──────── DATA LISTING ────────

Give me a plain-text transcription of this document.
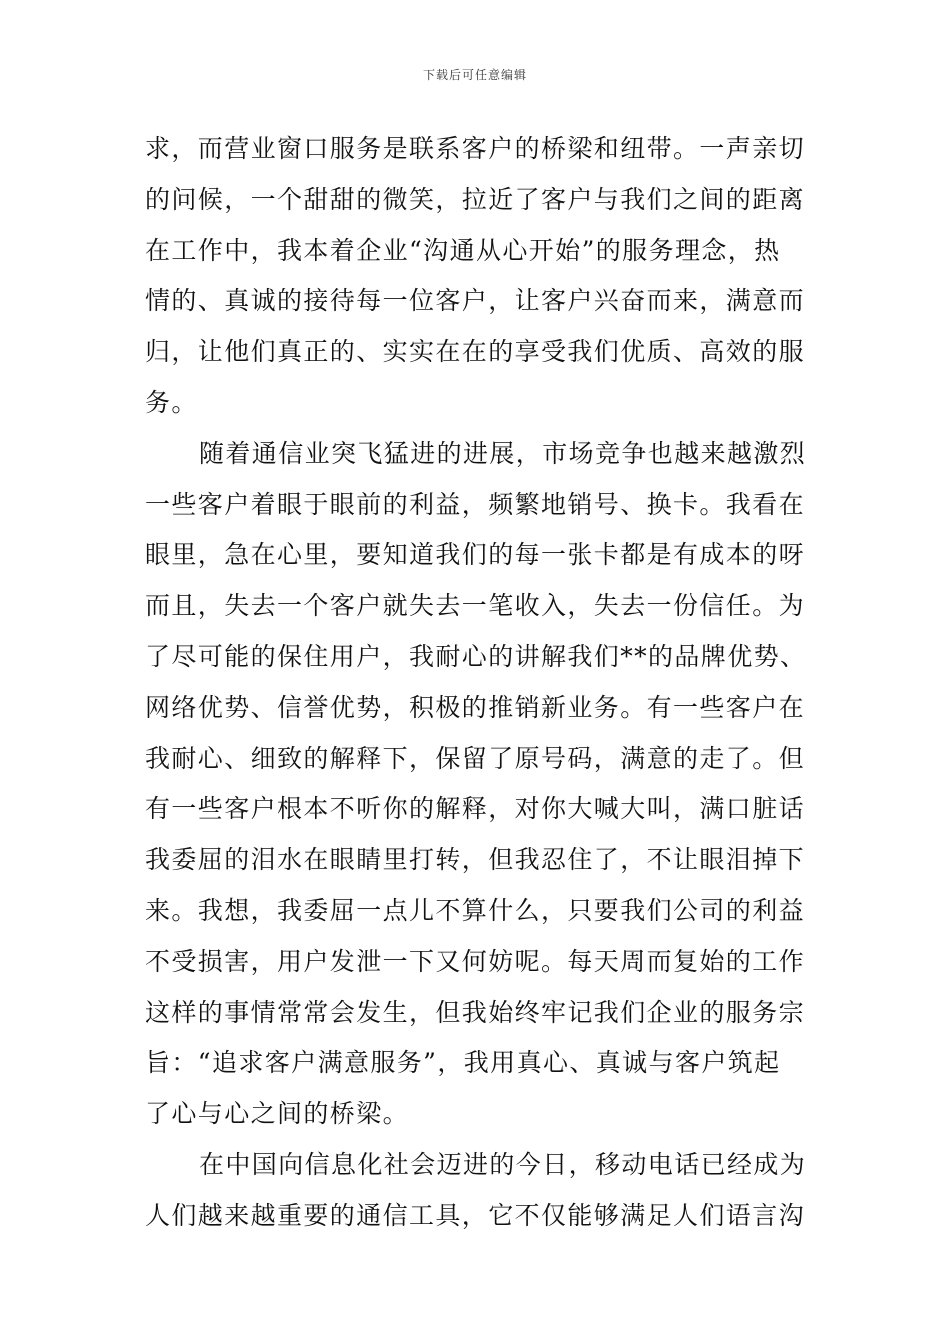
下载后可任意编辑
求，而营业窗口服务是联系客户的桥梁和纽带。一声亲切
的问候，一个甜甜的微笑，拉近了客户与我们之间的距离
在工作中，我本着企业“沟通从心开始”的服务理念，热
情的、真诚的接待每一位客户，让客户兴奋而来，满意而
归，让他们真正的、实实在在的享受我们优质、高效的服
务。
随着通信业突飞猛进的进展，市场竞争也越来越激烈
一些客户着眼于眼前的利益，频繁地销号、换卡。我看在
眼里，急在心里，要知道我们的每一张卡都是有成本的呀
而且，失去一个客户就失去一笔收入，失去一份信任。为
了尽可能的保住用户，我耐心的讲解我们**的品牌优势、
网络优势、信誉优势，积极的推销新业务。有一些客户在
我耐心、细致的解释下，保留了原号码，满意的走了。但
有一些客户根本不听你的解释，对你大喊大叫，满口脏话
我委屈的泪水在眼睛里打转，但我忍住了，不让眼泪掉下
来。我想，我委屈一点儿不算什么，只要我们公司的利益
不受损害，用户发泄一下又何妨呢。每天周而复始的工作
这样的事情常常会发生，但我始终牢记我们企业的服务宗
旨：“追求客户满意服务”，我用真心、真诚与客户筑起
了心与心之间的桥梁。
在中国向信息化社会迈进的今日，移动电话已经成为
人们越来越重要的通信工具，它不仅能够满足人们语言沟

────────

◆ WORK TO COMPLETE
Every record above should be transcribed exactly; the pictures stay out of the copy.

◆ REPLY
Give me a plain-text transcription of this document.
下载后可任意编辑
求，而营业窗口服务是联系客户的桥梁和纽带。一声亲切
的问候，一个甜甜的微笑，拉近了客户与我们之间的距离
在工作中，我本着企业“沟通从心开始”的服务理念，热
情的、真诚的接待每一位客户，让客户兴奋而来，满意而
归，让他们真正的、实实在在的享受我们优质、高效的服
务。
随着通信业突飞猛进的进展，市场竞争也越来越激烈
一些客户着眼于眼前的利益，频繁地销号、换卡。我看在
眼里，急在心里，要知道我们的每一张卡都是有成本的呀
而且，失去一个客户就失去一笔收入，失去一份信任。为
了尽可能的保住用户，我耐心的讲解我们**的品牌优势、
网络优势、信誉优势，积极的推销新业务。有一些客户在
我耐心、细致的解释下，保留了原号码，满意的走了。但
有一些客户根本不听你的解释，对你大喊大叫，满口脏话
我委屈的泪水在眼睛里打转，但我忍住了，不让眼泪掉下
来。我想，我委屈一点儿不算什么，只要我们公司的利益
不受损害，用户发泄一下又何妨呢。每天周而复始的工作
这样的事情常常会发生，但我始终牢记我们企业的服务宗
旨：“追求客户满意服务”，我用真心、真诚与客户筑起
了心与心之间的桥梁。
在中国向信息化社会迈进的今日，移动电话已经成为
人们越来越重要的通信工具，它不仅能够满足人们语言沟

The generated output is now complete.